##### ESTRATTO FORNITO #####
Jennings afferra la palla con due mani e se la porta al petto, ma non ne ha il possesso fino a quando non atterrerà al suolo. Scolasticamente si insegna agli arbitri che per avere il possesso il giocatore “deve essere in grado di porgerti il pallone” ovvero di disporre dello stesso. Si assume che, fino a quando il giocatore non sia con i piedi o con il corpo a terra ciò non sia possibile.
Passaggio successivo: quando a sua volta Tate, l’attaccante, mette dunque le mani sul pallone, avendo per altro già due piedi ben piantati, prima o dopo l’acquisizione del possesso da parte di Jennings?
Il “judgement” sulla chiamata sta tutto in questa ricostruzione sequenziale e difficilmente, molto difficilmente, anche i sostenitori della tesi dell’intercetto saranno mai in grado guardando e riguardando il replay di accertarsi che Tate “contenda” il pallone solo dopo che Jenning ne ha acquisito il possesso. Evidentemente non è chiaro a nessuno e non può esserlo per ovvie ragioni di buon senso.
Quasi superfluo smentire tesi suggestive secondo le quali “nel processo di ricezione” Jennings avrebbe acquisito già il controllo del pallone quando era staccato da terra. Basti ricordare ai meno esperti che in caso di un contatto in volo con palla uscita dalle braccia del giocatore in ricezione, la chiamata è sempre un incompleto (situazione definita in gergo arbitrale “bang-bang”) e non sicuramente un fumble.
#####
◆ ISTRUZIONI ◆
[1] Rispondi a queste domande sull'estratto:
(a) Che cosa si insegna agli arbitri su quando un giocatore ha il possesso?
(b) Come viene chiamato l'attaccante?
(c) Come si definisce in gergo arbitrale un contatto in volo con la palla uscita dalle braccia del giocatore in ricezione?
[2] Indica se ciascuna affermazione concorda con l'estratto, con un sì o un no, e riporta tra virgolette le parole che lo decidono.
(a) Jennings ha il possesso del pallone appena se lo porta al petto.
(b) Quando Tate mette le mani sul pallone ha già i piedi a terra.
(c) Un contatto in volo con la palla uscita dalle braccia del ricevitore si chiama sempre fumble.
[3] Elenca tutte le espressioni che l'estratto riporta tra virgolette.
##### MATERIALE FORNITO #####
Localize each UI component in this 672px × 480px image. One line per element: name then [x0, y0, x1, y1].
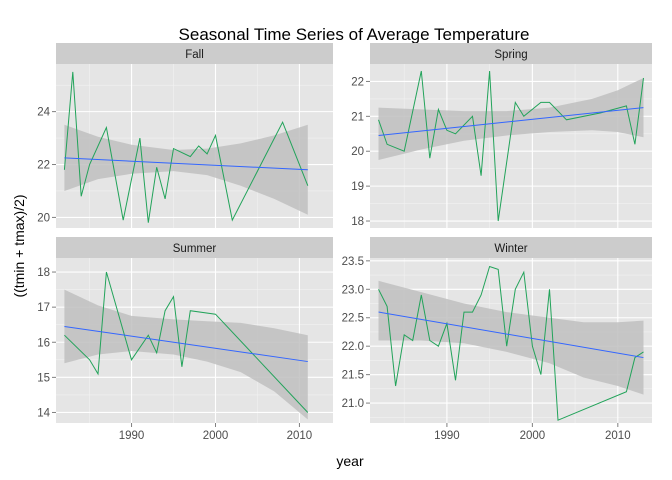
#####
◆ RISPOSTE AI COMPITI ◆
[1]
(a) Si insegna che il giocatore "deve essere in grado di porgerti il pallone", cioè di disporre dello stesso.
(b) Tate.
(c) "Bang-bang".

[2]
(a) No: "ma non ne ha il possesso fino a quando non atterrerà al suolo".
(b) Sì: "avendo per altro già due piedi ben piantati".
(c) No: "la chiamata è sempre un incompleto".

[3]
- "deve essere in grado di porgerti il pallone"
- "judgement"
- "contenda"
- "nel processo di ricezione"
- "bang-bang"